# Document excerpt:
┄┄┄┄┄┄┄┄┄┄┄┄┄┄┄┄┄┄┄┄
One veteran police officer will soon be fired from the Philadelphia Police Department for his use of a racial epithet while talking to a police radio room employee. The white cop, with more than three decades on his badge, was captured in an audio clip saying “f–k n–gers.”
On Wednesday, July 20, a spokesperson for the PPD, Sgt. Eric Gripp, said the officer had been issued a 30 days notice of termination on July 5.
The department withheld the officer’s name this week, but the Philadelphia Inquirer newspaper reports its police sources have revealed the voice on the taping as Lt. Anthony McFadden, noting he previously was assigned to the department’s Special Victims Unit.
It only took 18 seconds for McFadden, a 32-year PPD veteran, to throw his career into the Schuylkill River.
On Wednesday, June 22, McFadden was captured on an audio clip talking to a female call taker who was in the police radio room, the Inquirer reports. The call taker apparently is receiving information about a 911 call.
It is unclear what transpired before the expletive was used, but it seems that he was trying to locate a person or an address, said an earlier report.
┄┄┄┄┄┄┄┄┄┄┄┄┄┄┄┄┄┄┄┄
# Set task 1:
Transcribe the news article from "The department withheld" down to "the Schuylkill River.".
# Set task 2:
In the listing below, repeat word for word everything from the line containing "Patent image size: (944, 1056)." down to the line containing "The refrigerant flow", with both of those lines included.
┄┄┄┄┄┄┄┄┄┄┄┄┄┄┄┄┄┄┄┄
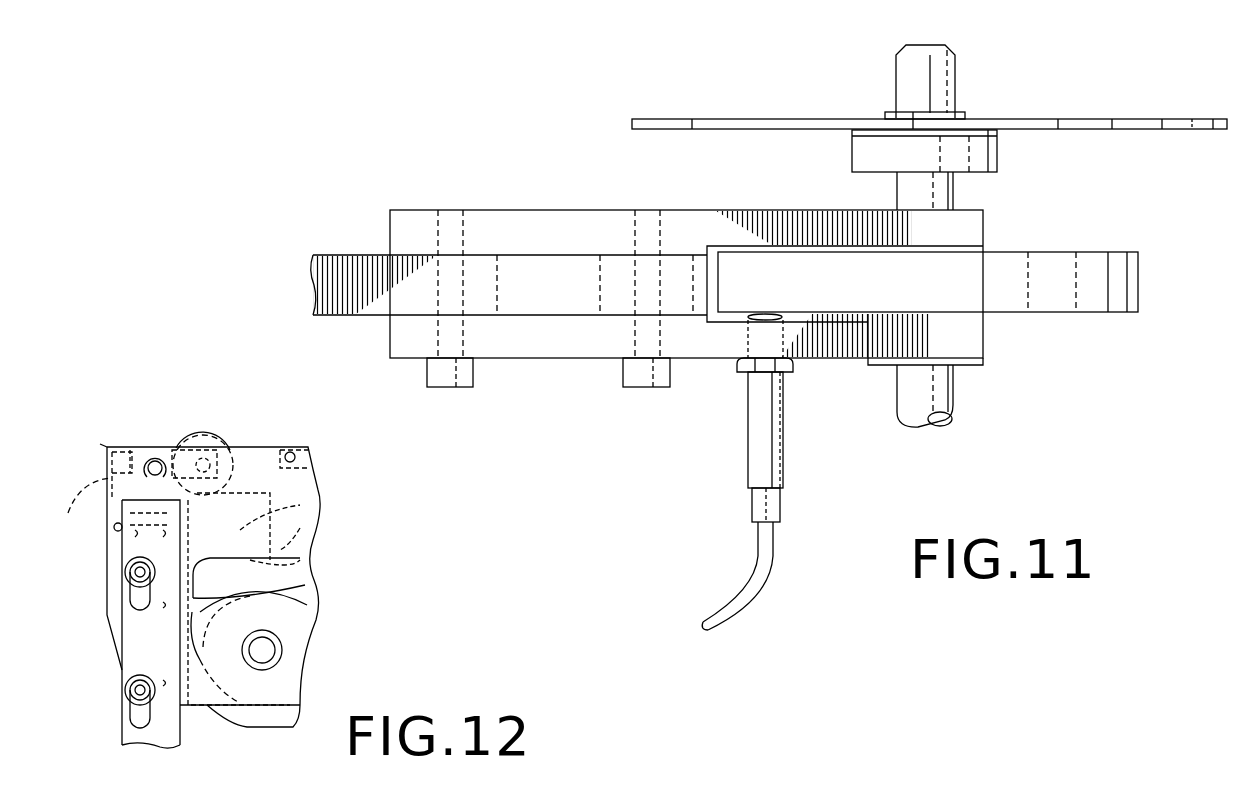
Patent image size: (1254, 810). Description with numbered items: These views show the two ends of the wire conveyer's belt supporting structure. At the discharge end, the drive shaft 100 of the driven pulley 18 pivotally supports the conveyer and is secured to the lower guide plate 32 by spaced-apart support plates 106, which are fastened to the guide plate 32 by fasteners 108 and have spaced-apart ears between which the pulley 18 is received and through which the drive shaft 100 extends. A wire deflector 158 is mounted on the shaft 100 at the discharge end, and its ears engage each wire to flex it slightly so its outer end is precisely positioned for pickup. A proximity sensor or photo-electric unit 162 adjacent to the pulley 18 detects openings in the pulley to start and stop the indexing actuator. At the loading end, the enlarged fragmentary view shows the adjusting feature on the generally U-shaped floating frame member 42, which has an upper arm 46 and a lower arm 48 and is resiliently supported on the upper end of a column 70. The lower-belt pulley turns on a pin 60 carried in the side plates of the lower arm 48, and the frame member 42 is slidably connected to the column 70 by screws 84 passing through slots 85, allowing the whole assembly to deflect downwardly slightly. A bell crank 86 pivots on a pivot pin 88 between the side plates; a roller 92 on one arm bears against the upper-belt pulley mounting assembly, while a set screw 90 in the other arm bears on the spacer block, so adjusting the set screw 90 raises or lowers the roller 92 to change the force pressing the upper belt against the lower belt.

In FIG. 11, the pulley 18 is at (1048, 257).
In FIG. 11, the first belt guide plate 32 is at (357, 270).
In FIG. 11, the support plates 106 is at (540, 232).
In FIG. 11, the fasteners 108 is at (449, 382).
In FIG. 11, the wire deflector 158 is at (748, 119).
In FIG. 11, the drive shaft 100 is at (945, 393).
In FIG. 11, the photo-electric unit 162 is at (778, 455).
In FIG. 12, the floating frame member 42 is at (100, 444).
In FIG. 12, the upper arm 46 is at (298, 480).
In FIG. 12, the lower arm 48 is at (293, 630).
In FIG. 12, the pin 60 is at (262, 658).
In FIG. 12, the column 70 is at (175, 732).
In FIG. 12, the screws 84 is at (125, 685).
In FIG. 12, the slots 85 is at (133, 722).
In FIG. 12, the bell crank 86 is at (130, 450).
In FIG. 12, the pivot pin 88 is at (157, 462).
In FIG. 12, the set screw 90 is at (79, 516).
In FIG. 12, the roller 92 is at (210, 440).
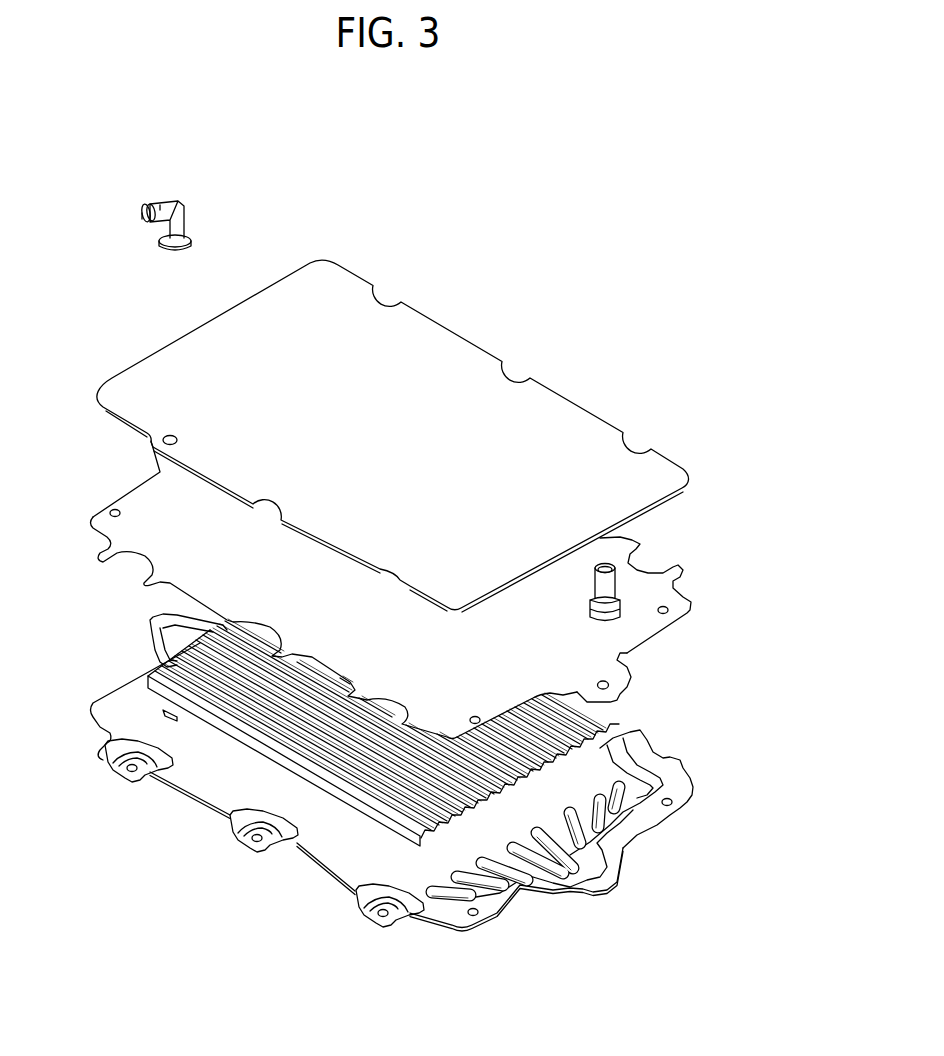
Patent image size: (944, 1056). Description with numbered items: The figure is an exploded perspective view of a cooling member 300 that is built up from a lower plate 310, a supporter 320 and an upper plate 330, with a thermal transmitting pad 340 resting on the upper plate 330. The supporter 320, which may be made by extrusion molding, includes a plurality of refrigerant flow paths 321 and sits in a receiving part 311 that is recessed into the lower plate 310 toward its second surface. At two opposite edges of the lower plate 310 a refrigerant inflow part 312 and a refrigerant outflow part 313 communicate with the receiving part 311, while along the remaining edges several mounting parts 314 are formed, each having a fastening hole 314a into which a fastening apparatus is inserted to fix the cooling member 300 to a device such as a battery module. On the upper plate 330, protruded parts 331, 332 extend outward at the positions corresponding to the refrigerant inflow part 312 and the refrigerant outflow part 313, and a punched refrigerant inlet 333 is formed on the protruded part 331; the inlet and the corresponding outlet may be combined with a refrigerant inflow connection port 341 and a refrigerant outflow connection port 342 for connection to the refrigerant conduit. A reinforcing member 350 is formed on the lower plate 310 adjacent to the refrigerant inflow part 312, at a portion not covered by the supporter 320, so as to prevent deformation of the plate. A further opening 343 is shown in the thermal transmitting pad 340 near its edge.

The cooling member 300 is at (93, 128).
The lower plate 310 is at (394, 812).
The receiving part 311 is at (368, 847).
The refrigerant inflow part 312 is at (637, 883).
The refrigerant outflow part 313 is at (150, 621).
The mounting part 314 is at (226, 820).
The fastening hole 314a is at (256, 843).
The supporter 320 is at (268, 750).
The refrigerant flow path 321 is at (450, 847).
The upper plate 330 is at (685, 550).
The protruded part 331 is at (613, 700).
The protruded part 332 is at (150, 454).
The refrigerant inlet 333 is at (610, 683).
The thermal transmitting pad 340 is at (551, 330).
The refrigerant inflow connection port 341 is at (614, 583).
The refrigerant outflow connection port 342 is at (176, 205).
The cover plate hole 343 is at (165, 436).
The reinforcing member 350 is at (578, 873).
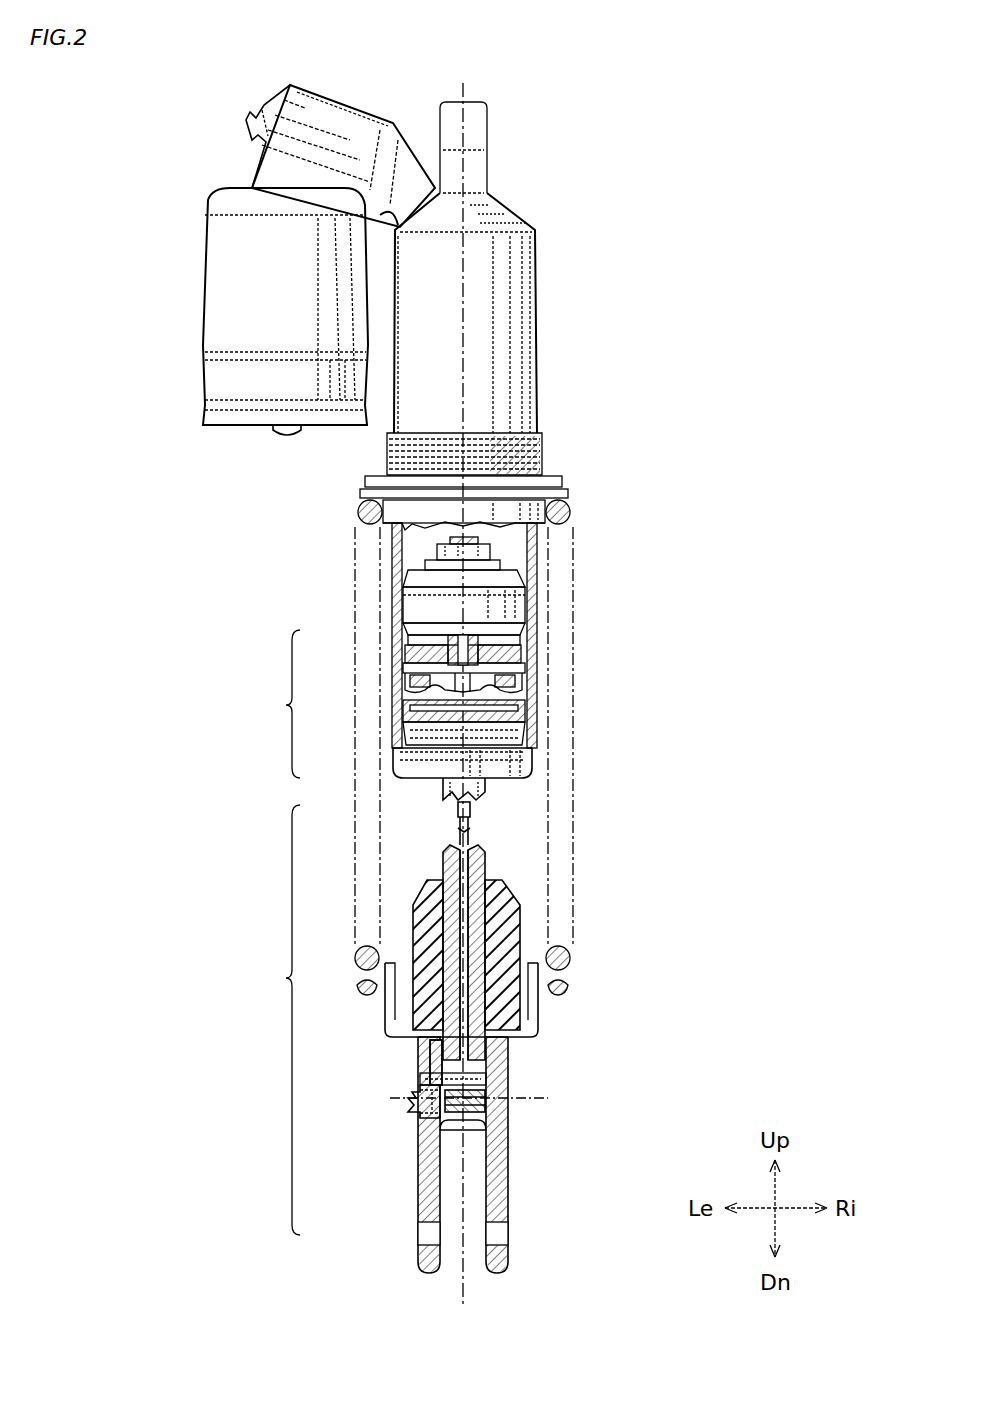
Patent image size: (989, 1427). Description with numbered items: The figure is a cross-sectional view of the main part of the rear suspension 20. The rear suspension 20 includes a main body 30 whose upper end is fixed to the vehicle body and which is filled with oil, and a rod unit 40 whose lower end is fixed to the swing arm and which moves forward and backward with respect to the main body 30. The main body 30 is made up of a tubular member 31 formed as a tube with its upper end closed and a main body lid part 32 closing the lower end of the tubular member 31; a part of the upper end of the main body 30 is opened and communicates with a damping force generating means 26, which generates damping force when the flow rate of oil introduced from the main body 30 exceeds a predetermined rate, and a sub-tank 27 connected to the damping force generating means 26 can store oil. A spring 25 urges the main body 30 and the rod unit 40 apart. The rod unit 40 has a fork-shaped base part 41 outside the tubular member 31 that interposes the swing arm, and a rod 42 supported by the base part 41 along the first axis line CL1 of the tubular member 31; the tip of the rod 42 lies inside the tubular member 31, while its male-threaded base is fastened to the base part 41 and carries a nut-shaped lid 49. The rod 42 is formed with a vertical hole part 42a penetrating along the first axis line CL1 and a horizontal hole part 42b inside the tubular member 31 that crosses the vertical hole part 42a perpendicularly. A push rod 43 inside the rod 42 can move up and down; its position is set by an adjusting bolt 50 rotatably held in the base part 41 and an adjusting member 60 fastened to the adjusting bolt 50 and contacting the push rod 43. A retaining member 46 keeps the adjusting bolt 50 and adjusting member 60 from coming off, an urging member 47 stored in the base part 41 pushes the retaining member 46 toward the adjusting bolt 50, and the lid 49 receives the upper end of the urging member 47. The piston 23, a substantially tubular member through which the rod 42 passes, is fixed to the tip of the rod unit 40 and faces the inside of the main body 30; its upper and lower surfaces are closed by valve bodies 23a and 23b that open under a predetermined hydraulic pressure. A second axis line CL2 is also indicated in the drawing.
┄┄┄┄┄┄┄┄┄┄┄┄┄┄┄┄┄┄┄┄
# Written solution 1:
The department withheld the officer’s name this week, but the Philadelphia Inquirer newspaper reports its police sources have revealed the voice on the taping as Lt. Anthony McFadden, noting he previously was assigned to the department’s Special Victims Unit.
It only took 18 seconds for McFadden, a 32-year PPD veteran, to throw his career into the Schuylkill River.

# Written solution 2:
Patent image size: (944, 1056). Description with numbered items: The figure is an exploded perspective view of a cooling member 300 that is built up from a lower plate 310, a supporter 320 and an upper plate 330, with a thermal transmitting pad 340 resting on the upper plate 330. The supporter 320, which may be made by extrusion molding, includes a plurality of refrigerant flow paths 321 and sits in a receiving part 311 that is recessed into the lower plate 310 toward its second surface. At two opposite edges of the lower plate 310 a refrigerant inflow part 312 and a refrigerant outflow part 313 communicate with the receiving part 311, while along the remaining edges several mounting parts 314 are formed, each having a fastening hole 314a into which a fastening apparatus is inserted to fix the cooling member 300 to a device such as a battery module. On the upper plate 330, protruded parts 331, 332 extend outward at the positions corresponding to the refrigerant inflow part 312 and the refrigerant outflow part 313, and a punched refrigerant inlet 333 is formed on the protruded part 331; the inlet and the corresponding outlet may be combined with a refrigerant inflow connection port 341 and a refrigerant outflow connection port 342 for connection to the refrigerant conduit. A reinforcing member 350 is formed on the lower plate 310 adjacent to the refrigerant inflow part 312, at a portion not covered by the supporter 320, so as to prevent deformation of the plate. A further opening 343 is shown in the thermal transmitting pad 340 near its edge.

The cooling member 300 is at (93, 128).
The lower plate 310 is at (394, 812).
The receiving part 311 is at (368, 847).
The refrigerant inflow part 312 is at (637, 883).
The refrigerant outflow part 313 is at (150, 621).
The mounting part 314 is at (226, 820).
The fastening hole 314a is at (256, 843).
The supporter 320 is at (268, 750).
The refrigerant flow path 321 is at (450, 847).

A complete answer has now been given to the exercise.